> WHAT IS ASKED
Below is a block of records; return all of them exactly, but without the images.

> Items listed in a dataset
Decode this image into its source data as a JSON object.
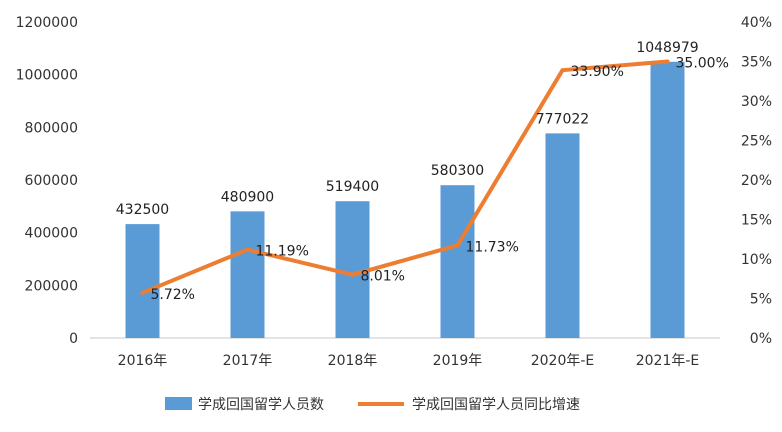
{
  "chart_data": {
    "type": "bar",
    "categories": [
      "2016年",
      "2017年",
      "2018年",
      "2019年",
      "2020年-E",
      "2021年-E"
    ],
    "series": [
      {
        "name": "学成回国留学人员数",
        "type": "bar",
        "axis": "left",
        "values": [
          432500,
          480900,
          519400,
          580300,
          777022,
          1048979
        ],
        "labels": [
          "432500",
          "480900",
          "519400",
          "580300",
          "777022",
          "1048979"
        ],
        "color": "#5B9BD5"
      },
      {
        "name": "学成回国留学人员同比增速",
        "type": "line",
        "axis": "right",
        "values": [
          5.72,
          11.19,
          8.01,
          11.73,
          33.9,
          35.0
        ],
        "labels": [
          "5.72%",
          "11.19%",
          "8.01%",
          "11.73%",
          "33.90%",
          "35.00%"
        ],
        "color": "#ED7D31"
      }
    ],
    "y_left": {
      "range": [
        0,
        1200000
      ],
      "ticks": [
        0,
        200000,
        400000,
        600000,
        800000,
        1000000,
        1200000
      ],
      "tick_labels": [
        "0",
        "200000",
        "400000",
        "600000",
        "800000",
        "1000000",
        "1200000"
      ]
    },
    "y_right": {
      "range": [
        0,
        40
      ],
      "ticks": [
        0,
        5,
        10,
        15,
        20,
        25,
        30,
        35,
        40
      ],
      "tick_labels": [
        "0%",
        "5%",
        "10%",
        "15%",
        "20%",
        "25%",
        "30%",
        "35%",
        "40%"
      ]
    },
    "grid": false,
    "legend": "bottom"
  }
}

> EXERCISE OUTPUT
Decode this image into its source data as a JSON object.
{
  "chart_data": {
    "type": "bar",
    "categories": [
      "2016年",
      "2017年",
      "2018年",
      "2019年",
      "2020年-E",
      "2021年-E"
    ],
    "series": [
      {
        "name": "学成回国留学人员数",
        "type": "bar",
        "axis": "left",
        "values": [
          432500,
          480900,
          519400,
          580300,
          777022,
          1048979
        ],
        "labels": [
          "432500",
          "480900",
          "519400",
          "580300",
          "777022",
          "1048979"
        ],
        "color": "#5B9BD5"
      },
      {
        "name": "学成回国留学人员同比增速",
        "type": "line",
        "axis": "right",
        "values": [
          5.72,
          11.19,
          8.01,
          11.73,
          33.9,
          35.0
        ],
        "labels": [
          "5.72%",
          "11.19%",
          "8.01%",
          "11.73%",
          "33.90%",
          "35.00%"
        ],
        "color": "#ED7D31"
      }
    ],
    "y_left": {
      "range": [
        0,
        1200000
      ],
      "ticks": [
        0,
        200000,
        400000,
        600000,
        800000,
        1000000,
        1200000
      ],
      "tick_labels": [
        "0",
        "200000",
        "400000",
        "600000",
        "800000",
        "1000000",
        "1200000"
      ]
    },
    "y_right": {
      "range": [
        0,
        40
      ],
      "ticks": [
        0,
        5,
        10,
        15,
        20,
        25,
        30,
        35,
        40
      ],
      "tick_labels": [
        "0%",
        "5%",
        "10%",
        "15%",
        "20%",
        "25%",
        "30%",
        "35%",
        "40%"
      ]
    },
    "grid": false,
    "legend": "bottom"
  }
}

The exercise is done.